AIM >> From the material below, list every line containing "polynomial".

[Extracted records]
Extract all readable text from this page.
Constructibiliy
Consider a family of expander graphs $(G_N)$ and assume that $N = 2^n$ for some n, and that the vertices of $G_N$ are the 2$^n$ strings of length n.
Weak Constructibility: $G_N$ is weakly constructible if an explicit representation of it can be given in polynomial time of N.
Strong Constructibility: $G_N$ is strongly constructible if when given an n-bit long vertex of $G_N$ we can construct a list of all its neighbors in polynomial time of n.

EXERCISE SOLUTION >>
Weak Constructibility: $G_N$ is weakly constructible if an explicit representation of it can be given in polynomial time of N.
Strong Constructibility: $G_N$ is strongly constructible if when given an n-bit long vertex of $G_N$ we can construct a list of all its neighbors in polynomial time of n.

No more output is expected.